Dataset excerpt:
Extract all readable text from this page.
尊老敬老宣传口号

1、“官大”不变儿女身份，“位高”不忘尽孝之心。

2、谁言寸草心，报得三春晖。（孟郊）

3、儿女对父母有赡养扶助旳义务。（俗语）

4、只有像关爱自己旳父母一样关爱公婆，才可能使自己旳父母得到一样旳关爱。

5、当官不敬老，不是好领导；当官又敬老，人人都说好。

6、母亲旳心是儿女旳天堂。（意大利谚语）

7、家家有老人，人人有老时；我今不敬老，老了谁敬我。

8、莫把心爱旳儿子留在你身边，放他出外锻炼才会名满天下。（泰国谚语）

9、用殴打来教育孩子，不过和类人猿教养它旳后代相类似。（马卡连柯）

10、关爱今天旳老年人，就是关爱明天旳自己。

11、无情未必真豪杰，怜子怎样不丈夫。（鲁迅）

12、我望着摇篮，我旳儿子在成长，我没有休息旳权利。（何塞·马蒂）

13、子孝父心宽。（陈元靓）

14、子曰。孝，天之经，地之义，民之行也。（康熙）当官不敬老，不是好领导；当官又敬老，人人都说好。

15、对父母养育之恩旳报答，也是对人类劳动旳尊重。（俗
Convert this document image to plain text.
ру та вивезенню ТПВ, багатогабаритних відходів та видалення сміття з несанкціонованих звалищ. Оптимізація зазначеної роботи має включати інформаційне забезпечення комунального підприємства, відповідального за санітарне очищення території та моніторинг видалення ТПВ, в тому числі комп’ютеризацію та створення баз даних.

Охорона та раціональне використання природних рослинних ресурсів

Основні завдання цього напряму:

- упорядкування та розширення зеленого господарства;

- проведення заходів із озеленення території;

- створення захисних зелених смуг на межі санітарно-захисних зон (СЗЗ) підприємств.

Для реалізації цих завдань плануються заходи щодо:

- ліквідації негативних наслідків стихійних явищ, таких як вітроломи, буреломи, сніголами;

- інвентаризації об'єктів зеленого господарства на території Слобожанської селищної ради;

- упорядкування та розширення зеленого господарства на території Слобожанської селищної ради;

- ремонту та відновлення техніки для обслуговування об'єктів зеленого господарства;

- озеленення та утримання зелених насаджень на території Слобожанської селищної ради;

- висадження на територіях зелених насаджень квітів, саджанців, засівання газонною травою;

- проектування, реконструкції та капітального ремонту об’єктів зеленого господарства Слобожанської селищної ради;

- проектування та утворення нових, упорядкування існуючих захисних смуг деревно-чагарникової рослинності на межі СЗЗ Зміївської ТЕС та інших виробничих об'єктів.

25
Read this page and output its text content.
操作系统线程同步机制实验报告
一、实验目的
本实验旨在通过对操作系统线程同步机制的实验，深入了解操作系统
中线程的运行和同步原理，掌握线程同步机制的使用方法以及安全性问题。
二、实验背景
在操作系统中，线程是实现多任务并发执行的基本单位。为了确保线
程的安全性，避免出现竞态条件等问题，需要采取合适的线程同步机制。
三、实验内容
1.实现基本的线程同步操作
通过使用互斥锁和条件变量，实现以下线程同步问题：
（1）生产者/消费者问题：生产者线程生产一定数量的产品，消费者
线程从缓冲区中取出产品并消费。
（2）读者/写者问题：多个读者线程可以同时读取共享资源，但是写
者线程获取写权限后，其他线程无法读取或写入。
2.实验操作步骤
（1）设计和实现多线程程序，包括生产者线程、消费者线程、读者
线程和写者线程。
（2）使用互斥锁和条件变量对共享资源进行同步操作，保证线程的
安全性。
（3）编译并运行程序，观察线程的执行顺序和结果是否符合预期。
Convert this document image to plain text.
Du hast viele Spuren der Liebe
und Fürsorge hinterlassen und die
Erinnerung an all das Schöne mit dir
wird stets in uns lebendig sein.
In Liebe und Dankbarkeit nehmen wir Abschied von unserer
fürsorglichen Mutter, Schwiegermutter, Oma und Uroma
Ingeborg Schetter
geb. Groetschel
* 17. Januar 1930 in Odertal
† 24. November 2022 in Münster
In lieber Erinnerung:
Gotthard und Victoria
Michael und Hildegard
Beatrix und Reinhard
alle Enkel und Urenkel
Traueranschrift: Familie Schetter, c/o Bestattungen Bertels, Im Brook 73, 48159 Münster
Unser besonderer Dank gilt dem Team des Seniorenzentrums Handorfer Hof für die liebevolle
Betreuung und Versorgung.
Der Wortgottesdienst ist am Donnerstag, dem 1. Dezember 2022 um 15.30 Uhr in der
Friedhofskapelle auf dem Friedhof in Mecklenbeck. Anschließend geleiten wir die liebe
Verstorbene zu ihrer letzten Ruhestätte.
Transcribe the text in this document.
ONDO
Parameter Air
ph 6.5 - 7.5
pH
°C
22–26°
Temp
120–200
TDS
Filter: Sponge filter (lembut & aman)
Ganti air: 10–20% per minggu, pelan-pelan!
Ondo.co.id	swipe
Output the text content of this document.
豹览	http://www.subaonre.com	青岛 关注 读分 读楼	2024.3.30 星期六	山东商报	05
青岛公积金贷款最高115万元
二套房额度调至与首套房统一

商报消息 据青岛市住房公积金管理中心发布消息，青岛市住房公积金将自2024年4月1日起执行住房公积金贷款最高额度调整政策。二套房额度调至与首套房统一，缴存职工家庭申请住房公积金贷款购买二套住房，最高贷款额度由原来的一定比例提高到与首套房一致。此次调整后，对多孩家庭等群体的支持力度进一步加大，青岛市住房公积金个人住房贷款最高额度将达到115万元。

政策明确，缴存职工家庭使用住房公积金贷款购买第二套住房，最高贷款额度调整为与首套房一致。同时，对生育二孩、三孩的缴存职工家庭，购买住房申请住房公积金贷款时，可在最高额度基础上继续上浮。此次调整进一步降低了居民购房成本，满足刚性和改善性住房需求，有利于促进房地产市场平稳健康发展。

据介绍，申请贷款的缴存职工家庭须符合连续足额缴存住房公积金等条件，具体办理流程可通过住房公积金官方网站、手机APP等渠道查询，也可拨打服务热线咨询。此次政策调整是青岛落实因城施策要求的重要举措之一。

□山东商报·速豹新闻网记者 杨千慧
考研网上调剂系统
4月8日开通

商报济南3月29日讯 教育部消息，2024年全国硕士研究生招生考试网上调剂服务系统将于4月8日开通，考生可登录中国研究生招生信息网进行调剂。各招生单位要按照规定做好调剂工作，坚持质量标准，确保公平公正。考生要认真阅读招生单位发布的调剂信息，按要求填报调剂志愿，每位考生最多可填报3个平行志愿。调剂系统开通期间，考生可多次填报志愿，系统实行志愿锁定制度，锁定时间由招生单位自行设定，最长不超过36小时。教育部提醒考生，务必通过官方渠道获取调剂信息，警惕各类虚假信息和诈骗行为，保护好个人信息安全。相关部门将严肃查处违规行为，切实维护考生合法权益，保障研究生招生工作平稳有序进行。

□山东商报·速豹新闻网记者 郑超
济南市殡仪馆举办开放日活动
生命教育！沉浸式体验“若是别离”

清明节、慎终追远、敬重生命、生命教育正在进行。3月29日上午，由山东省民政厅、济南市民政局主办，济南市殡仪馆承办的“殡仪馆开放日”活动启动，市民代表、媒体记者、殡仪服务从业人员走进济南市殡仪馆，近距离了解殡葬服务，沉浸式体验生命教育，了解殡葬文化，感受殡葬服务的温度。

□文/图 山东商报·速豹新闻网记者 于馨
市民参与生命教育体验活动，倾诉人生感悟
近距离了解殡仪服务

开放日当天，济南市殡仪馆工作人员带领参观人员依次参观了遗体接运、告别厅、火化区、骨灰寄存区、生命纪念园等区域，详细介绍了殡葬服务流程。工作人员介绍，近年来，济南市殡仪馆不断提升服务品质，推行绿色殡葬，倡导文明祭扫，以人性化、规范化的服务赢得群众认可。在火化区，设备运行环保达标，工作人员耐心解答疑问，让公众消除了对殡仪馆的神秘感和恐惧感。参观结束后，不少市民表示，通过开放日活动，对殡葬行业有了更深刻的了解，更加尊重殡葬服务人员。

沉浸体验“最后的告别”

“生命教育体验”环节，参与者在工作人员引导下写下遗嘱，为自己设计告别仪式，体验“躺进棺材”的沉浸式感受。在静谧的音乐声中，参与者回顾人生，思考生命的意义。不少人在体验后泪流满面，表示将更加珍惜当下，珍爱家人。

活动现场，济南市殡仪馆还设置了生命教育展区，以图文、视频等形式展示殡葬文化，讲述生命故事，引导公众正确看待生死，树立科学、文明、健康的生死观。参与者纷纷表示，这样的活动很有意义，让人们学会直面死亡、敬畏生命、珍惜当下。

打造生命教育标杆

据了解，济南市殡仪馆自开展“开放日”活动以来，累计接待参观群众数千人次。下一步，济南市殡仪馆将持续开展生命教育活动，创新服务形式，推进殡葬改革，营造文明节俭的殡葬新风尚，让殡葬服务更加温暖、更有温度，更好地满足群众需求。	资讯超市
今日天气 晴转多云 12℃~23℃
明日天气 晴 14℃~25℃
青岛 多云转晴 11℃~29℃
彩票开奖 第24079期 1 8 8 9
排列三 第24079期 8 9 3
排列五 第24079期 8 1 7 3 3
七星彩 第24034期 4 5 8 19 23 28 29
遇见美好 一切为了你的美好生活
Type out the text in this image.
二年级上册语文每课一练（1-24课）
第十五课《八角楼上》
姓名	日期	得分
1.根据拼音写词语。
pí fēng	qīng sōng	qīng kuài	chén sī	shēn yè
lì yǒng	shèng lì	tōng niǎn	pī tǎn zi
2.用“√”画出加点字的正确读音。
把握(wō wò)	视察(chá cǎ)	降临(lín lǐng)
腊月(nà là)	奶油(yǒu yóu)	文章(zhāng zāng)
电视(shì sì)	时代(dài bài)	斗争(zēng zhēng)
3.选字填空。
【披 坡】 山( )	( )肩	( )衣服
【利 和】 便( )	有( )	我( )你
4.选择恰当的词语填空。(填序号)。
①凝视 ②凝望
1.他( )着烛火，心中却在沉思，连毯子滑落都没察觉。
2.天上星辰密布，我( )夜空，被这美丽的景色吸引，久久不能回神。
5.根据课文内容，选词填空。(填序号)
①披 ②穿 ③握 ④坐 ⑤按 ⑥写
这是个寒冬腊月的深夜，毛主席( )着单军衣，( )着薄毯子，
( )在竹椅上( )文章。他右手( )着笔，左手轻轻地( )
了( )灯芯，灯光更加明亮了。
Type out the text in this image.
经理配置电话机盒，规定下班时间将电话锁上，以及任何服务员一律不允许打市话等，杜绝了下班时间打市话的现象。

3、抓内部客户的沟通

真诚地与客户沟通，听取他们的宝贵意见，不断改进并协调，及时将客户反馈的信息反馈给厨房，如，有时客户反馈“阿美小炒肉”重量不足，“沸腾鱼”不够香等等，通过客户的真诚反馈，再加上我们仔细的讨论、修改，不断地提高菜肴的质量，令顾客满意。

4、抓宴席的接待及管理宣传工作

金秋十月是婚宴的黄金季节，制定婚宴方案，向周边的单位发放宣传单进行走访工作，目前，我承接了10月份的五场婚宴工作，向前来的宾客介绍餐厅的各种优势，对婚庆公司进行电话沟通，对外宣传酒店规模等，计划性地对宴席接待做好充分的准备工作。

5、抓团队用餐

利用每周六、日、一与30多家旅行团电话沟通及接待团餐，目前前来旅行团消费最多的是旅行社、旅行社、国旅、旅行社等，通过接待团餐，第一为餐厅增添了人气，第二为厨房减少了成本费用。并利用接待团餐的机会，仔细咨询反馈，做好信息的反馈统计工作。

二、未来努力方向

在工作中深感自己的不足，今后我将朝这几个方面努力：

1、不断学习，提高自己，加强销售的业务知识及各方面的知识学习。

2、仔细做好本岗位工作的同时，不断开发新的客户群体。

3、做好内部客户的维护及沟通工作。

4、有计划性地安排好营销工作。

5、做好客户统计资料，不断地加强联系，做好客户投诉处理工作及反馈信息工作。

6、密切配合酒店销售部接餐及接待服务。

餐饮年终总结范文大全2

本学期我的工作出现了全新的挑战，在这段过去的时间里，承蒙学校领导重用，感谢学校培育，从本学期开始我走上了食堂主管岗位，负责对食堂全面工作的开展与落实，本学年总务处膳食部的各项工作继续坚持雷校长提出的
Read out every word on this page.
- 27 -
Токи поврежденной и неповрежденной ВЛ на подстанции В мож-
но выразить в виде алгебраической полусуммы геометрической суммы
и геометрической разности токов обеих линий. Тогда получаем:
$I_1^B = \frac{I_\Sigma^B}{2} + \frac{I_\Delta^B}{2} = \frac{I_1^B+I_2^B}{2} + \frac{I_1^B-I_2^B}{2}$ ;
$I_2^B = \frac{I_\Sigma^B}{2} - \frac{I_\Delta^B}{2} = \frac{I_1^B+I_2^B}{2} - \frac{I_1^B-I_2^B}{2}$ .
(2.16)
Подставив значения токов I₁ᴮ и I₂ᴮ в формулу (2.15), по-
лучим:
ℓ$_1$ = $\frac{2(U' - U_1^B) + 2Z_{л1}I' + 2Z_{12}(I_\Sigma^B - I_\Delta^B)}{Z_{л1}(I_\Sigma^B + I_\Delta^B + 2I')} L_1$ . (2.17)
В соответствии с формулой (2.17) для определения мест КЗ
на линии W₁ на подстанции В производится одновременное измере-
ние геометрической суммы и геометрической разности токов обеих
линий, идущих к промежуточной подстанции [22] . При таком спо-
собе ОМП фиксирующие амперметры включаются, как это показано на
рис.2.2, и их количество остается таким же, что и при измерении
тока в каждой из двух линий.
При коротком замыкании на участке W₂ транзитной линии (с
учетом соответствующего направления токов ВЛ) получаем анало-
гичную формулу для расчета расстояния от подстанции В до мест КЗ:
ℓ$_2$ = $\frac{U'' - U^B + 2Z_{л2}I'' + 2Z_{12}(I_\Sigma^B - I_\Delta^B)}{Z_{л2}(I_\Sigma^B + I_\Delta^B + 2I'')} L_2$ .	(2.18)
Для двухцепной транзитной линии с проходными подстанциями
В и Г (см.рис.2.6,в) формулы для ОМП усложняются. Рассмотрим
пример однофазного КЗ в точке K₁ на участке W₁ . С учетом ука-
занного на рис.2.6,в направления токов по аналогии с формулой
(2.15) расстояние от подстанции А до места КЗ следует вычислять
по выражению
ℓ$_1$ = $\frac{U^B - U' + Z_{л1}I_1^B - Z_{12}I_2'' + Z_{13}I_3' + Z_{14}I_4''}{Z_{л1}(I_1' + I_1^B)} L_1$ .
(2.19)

**What is being asked**
Give only the count of lines in which the string "суммы" appears.

**The response**
2